### WORK INSTRUCTIONS
Calculate how many lines in the following records hold the word "data", and report that number without comment.

--- BEGIN PROVIDED RECORDS ---

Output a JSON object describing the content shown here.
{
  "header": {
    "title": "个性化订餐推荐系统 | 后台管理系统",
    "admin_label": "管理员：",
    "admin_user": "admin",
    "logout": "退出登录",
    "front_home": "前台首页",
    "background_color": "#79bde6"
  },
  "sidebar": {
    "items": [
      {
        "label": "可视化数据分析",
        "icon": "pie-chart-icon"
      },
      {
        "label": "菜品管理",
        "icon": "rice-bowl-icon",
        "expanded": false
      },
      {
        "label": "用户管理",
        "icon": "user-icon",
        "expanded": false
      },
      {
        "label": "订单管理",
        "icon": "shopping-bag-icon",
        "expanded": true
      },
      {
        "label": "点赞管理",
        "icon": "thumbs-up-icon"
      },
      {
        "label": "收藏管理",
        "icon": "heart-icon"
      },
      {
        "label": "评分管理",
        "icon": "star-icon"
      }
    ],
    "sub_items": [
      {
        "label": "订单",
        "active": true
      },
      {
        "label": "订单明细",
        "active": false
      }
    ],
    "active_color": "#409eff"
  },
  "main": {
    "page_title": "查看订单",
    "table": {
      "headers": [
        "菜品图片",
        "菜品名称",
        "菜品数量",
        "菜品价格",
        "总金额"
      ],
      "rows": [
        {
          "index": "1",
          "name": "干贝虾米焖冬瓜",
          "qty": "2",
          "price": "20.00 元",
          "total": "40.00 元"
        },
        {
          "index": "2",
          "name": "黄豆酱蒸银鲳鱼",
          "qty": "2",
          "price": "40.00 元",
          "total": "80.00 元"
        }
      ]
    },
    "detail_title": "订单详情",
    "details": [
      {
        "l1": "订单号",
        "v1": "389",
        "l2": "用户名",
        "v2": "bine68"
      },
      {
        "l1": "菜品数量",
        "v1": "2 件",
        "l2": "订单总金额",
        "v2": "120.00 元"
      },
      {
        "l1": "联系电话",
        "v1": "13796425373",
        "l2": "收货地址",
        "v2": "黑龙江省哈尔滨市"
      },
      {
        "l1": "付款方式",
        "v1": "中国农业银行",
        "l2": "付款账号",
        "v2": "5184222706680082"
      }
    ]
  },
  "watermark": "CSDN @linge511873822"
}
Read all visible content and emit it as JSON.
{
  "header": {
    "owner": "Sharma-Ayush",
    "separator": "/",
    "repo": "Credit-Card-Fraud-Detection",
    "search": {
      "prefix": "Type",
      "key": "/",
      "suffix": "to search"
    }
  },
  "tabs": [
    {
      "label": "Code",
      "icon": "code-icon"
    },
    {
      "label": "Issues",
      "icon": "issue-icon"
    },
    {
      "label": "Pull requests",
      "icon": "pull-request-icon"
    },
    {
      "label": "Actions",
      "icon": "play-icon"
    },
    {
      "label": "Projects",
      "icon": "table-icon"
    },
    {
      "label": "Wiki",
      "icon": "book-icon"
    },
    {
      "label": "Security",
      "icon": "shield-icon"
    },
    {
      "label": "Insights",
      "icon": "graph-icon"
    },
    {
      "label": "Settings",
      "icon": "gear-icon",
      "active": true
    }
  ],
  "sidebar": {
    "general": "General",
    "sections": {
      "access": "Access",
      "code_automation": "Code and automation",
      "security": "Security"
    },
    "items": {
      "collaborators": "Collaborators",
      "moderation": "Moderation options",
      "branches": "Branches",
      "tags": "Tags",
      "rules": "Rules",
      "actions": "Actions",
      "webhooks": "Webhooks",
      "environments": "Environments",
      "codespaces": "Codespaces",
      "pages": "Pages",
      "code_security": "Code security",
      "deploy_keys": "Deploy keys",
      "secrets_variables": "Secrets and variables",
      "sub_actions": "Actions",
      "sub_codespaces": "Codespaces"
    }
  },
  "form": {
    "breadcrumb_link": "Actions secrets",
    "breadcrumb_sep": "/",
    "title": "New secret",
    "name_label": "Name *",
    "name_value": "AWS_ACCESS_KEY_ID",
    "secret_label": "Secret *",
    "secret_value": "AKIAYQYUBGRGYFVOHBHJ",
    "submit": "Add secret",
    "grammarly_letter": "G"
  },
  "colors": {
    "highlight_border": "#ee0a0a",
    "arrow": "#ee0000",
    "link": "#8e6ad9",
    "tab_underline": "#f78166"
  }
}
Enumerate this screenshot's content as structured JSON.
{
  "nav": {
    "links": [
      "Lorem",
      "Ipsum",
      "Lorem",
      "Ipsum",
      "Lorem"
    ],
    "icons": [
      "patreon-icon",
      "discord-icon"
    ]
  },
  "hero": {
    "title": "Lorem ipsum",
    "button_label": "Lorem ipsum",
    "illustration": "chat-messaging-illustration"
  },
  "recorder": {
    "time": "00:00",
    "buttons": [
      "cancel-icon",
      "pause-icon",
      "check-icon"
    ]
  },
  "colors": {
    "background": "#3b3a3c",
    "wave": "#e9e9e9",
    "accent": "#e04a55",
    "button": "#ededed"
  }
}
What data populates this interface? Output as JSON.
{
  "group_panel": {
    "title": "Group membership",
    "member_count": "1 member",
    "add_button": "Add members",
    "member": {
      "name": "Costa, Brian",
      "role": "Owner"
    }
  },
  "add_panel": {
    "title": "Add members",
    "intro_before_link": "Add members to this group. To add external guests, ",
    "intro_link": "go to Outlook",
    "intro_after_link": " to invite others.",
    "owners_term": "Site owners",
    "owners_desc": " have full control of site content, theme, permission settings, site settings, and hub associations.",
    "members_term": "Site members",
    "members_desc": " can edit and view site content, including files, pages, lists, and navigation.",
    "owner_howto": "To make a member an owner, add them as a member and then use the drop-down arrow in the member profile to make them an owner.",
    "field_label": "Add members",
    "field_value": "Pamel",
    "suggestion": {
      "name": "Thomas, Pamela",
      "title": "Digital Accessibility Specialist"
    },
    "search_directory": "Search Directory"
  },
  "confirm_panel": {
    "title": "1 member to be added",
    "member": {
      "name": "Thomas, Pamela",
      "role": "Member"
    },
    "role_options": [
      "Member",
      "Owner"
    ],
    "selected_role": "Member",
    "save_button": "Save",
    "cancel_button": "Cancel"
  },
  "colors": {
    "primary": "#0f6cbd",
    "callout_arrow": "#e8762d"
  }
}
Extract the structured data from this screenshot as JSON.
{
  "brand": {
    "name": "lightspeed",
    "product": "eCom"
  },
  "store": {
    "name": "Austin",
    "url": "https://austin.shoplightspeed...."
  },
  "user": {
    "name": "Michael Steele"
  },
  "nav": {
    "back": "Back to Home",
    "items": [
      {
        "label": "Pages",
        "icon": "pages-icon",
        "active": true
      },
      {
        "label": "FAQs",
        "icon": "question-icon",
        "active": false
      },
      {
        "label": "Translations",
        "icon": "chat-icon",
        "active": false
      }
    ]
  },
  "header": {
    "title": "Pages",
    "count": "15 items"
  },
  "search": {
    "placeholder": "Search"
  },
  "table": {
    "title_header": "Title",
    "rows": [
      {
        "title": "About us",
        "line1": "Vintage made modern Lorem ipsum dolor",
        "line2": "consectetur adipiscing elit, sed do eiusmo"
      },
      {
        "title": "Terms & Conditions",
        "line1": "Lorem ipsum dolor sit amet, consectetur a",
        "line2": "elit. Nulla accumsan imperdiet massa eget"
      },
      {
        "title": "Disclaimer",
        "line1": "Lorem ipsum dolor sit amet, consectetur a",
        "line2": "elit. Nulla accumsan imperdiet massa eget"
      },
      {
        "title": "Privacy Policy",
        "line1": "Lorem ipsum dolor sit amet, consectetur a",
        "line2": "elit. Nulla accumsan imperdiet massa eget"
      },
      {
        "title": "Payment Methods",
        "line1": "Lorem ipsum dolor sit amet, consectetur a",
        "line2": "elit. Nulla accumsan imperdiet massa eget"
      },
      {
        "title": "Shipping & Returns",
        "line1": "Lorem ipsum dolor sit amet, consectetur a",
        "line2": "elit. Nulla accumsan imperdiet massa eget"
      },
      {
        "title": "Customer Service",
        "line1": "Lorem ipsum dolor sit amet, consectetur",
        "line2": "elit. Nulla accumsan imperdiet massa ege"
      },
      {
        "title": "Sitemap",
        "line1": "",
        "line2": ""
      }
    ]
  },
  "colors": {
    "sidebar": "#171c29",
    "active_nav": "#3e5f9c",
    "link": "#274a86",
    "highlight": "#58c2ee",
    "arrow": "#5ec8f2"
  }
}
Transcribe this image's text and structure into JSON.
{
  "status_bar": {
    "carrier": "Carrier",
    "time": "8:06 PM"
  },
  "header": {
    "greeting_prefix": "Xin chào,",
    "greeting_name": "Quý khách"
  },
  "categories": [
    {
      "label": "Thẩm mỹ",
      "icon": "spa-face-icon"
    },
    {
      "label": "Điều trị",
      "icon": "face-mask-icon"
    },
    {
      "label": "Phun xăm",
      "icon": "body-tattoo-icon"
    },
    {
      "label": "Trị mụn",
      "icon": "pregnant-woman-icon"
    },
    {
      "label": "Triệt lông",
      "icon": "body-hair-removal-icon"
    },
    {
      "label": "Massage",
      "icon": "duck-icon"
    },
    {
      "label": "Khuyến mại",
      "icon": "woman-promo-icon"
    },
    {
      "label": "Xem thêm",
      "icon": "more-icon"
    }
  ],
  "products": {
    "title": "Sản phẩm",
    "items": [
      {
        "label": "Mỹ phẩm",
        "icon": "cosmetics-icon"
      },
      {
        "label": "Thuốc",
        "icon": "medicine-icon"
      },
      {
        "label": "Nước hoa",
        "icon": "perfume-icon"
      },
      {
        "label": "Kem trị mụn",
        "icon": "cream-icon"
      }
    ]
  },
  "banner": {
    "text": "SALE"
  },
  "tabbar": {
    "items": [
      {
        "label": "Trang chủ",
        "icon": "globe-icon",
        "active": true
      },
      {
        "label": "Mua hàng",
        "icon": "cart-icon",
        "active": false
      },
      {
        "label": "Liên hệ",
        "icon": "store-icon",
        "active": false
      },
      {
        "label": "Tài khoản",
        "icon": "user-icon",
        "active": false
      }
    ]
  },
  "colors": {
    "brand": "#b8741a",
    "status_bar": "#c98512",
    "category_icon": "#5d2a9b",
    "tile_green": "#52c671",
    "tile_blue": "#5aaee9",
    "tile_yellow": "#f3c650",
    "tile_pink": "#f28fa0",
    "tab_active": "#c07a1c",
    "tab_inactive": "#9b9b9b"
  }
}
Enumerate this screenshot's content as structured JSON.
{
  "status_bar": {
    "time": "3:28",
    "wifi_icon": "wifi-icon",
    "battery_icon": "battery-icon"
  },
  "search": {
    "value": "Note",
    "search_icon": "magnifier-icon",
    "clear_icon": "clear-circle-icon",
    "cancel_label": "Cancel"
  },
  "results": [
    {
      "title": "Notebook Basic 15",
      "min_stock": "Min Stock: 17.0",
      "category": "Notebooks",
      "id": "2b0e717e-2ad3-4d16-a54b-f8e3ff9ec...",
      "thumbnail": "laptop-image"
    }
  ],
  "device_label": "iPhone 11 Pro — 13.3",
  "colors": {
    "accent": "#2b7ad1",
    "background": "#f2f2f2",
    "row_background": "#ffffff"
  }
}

--- END PROVIDED RECORDS ---

### SOLUTION TO THIS TASK
2